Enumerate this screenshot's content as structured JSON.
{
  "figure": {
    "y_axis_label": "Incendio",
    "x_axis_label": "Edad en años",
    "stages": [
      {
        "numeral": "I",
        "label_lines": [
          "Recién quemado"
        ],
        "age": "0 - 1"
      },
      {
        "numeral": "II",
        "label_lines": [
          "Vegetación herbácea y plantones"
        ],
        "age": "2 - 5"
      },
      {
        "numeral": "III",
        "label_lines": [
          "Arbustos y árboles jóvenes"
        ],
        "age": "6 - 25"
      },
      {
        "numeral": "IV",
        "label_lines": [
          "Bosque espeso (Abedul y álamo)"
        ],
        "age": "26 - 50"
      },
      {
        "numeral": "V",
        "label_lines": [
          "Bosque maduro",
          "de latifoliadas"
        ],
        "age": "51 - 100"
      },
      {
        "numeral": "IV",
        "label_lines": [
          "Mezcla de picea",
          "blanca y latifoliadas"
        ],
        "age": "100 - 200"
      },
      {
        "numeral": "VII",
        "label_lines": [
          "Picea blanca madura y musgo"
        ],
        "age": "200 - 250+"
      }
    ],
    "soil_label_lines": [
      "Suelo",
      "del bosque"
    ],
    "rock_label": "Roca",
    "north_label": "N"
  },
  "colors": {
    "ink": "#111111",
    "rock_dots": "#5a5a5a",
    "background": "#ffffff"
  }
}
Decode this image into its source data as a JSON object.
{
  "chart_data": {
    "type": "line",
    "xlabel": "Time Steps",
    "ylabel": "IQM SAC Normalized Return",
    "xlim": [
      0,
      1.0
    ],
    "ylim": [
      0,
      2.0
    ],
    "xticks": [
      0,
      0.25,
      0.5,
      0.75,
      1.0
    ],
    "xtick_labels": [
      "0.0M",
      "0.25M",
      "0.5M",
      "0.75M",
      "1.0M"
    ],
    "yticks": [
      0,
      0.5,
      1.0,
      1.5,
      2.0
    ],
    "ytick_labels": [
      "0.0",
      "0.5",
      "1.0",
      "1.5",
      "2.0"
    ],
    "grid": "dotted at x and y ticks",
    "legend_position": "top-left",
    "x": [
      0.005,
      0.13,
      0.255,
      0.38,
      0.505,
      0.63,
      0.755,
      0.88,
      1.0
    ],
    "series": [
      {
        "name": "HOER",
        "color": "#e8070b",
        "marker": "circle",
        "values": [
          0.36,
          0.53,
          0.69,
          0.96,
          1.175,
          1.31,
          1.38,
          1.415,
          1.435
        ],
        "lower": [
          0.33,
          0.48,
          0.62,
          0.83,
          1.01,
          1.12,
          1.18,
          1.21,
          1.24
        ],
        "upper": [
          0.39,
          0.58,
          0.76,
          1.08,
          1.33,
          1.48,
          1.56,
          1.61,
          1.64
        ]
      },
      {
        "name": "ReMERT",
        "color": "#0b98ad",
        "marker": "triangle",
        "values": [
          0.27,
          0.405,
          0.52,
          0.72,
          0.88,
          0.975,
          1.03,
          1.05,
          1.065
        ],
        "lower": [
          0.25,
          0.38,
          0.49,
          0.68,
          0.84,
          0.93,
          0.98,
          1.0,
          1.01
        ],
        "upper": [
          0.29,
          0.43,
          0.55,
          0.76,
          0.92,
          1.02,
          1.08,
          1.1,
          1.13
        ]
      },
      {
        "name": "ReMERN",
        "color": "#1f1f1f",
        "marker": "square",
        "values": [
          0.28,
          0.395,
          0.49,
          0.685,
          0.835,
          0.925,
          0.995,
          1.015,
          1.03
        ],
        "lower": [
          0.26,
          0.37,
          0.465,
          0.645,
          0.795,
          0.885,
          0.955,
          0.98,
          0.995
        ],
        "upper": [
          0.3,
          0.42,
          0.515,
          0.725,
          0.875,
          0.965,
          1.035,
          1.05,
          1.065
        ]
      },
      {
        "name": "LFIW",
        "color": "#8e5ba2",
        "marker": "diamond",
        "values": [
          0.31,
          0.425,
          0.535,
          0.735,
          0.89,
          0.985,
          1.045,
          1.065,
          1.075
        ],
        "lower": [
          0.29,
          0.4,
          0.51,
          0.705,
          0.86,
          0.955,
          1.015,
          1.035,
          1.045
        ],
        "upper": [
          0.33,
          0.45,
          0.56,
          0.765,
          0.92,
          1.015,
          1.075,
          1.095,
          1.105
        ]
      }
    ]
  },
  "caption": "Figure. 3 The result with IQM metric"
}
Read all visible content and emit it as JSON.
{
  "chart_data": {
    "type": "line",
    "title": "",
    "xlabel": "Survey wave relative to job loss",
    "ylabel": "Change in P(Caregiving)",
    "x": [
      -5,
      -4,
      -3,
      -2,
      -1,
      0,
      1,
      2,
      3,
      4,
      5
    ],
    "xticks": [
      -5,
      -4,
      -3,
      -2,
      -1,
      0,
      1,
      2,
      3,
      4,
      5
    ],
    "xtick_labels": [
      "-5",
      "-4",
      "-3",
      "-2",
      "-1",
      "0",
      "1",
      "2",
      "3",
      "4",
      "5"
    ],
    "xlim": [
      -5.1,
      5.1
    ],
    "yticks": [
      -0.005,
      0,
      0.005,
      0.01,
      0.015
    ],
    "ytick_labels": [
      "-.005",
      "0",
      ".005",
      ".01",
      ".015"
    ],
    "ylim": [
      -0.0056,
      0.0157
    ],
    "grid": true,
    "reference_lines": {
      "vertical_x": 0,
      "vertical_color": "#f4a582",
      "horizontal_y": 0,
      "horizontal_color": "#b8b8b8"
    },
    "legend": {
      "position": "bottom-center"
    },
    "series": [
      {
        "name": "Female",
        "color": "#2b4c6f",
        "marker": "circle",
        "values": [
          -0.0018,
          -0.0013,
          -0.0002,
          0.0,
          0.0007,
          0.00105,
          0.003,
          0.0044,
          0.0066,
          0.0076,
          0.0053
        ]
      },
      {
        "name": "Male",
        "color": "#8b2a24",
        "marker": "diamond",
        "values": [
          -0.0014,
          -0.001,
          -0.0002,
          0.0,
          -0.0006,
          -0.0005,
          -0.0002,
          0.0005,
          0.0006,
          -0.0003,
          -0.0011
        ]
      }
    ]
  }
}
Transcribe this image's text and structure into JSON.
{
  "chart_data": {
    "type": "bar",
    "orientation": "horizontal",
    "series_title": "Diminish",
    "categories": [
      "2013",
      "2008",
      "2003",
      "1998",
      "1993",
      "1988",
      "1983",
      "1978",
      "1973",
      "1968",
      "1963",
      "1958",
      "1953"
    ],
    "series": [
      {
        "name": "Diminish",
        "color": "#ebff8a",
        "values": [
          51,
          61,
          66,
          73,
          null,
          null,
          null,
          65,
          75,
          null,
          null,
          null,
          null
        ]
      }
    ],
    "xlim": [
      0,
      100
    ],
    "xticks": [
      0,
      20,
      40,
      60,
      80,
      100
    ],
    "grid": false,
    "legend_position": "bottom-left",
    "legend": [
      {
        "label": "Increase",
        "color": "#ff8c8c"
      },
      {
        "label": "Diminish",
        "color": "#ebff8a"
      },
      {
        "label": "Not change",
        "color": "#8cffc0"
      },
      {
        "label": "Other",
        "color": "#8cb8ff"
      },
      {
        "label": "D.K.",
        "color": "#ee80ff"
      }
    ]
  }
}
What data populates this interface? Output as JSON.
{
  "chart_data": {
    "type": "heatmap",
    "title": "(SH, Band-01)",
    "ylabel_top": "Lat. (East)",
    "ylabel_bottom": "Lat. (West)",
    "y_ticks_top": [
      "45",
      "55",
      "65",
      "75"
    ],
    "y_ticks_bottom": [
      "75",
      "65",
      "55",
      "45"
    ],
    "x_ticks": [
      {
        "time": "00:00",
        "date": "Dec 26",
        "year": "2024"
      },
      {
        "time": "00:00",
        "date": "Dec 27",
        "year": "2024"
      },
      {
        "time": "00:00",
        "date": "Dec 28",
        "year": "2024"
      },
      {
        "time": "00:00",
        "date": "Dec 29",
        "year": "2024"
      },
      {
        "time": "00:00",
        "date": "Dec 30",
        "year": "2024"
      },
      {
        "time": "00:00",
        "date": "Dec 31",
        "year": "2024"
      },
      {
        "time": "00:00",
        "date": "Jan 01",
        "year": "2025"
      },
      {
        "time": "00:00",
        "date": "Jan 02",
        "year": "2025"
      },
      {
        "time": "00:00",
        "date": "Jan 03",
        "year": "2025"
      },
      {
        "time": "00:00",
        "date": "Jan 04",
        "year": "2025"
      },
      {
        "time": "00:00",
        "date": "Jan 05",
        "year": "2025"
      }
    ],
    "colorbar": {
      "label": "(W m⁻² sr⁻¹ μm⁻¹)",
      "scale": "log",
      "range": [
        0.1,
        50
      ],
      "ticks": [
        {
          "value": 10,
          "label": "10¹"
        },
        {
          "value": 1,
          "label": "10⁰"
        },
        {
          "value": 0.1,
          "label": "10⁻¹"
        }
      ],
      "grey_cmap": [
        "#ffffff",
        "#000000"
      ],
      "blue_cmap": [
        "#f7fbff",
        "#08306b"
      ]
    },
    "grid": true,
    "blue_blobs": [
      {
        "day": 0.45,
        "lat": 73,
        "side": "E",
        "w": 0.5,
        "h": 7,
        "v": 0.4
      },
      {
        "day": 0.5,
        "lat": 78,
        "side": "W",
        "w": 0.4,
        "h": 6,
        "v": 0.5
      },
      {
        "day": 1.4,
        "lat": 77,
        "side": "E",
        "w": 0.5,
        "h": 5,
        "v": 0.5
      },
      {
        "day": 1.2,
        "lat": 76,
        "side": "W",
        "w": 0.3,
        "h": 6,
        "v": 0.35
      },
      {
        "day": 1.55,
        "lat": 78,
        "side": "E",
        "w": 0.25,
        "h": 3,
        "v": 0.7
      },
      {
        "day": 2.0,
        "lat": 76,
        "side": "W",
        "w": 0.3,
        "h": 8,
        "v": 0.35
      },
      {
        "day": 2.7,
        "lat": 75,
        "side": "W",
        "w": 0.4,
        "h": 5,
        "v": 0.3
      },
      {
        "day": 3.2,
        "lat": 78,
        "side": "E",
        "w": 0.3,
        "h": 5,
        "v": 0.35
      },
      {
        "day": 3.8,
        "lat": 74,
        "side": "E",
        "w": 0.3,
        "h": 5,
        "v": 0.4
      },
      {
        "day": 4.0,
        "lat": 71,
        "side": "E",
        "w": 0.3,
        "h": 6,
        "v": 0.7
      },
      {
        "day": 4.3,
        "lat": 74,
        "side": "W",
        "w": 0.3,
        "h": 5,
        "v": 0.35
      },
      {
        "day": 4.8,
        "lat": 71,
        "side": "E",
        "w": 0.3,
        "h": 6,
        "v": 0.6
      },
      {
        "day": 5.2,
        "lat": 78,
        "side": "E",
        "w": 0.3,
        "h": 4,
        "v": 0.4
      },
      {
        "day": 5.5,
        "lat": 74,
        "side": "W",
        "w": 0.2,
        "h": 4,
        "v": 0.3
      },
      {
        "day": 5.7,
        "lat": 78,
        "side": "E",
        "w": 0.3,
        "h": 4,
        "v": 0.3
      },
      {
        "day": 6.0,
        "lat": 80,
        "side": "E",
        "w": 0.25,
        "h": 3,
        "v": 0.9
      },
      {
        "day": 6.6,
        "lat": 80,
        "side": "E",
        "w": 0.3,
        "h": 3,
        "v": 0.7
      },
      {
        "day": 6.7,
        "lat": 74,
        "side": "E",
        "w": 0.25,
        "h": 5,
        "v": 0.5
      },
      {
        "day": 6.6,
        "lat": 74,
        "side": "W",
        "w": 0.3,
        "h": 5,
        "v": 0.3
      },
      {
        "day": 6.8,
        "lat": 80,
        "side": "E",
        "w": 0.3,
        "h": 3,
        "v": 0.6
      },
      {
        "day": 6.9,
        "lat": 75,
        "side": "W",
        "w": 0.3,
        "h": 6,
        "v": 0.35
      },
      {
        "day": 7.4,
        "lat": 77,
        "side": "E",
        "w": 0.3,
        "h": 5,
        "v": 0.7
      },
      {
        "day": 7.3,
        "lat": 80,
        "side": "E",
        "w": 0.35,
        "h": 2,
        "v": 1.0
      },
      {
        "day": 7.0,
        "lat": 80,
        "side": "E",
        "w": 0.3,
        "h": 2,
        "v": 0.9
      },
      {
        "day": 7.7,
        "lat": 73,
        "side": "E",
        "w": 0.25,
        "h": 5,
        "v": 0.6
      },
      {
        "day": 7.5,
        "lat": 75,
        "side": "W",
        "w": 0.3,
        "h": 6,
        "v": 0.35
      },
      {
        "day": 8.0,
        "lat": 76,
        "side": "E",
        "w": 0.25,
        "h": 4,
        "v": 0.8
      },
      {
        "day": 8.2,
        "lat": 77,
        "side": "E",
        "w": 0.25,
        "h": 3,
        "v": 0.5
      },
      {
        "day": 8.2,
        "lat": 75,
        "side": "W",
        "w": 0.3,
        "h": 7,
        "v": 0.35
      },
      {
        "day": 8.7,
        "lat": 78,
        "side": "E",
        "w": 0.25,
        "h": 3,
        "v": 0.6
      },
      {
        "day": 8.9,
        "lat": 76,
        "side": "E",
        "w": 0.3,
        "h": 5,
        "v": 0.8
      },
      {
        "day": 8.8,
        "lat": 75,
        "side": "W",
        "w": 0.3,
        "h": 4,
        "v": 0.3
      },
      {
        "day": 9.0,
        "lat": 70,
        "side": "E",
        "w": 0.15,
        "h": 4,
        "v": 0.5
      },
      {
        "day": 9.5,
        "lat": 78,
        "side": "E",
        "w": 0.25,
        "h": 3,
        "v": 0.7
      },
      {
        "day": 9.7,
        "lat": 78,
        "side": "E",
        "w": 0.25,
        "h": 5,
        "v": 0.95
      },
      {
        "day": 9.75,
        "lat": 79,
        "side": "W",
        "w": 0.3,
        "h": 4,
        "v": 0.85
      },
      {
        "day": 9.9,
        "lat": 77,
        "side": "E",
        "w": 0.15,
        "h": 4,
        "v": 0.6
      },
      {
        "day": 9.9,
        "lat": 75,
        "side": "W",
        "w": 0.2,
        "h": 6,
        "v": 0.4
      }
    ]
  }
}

REQUIREMENTS: In the material above, find the lines that contain "grid" and show them.

TASK RESULT:
    "grid": "dotted at x and y ticks",
    "grid": true,
    "grid": false,
    "grid": true,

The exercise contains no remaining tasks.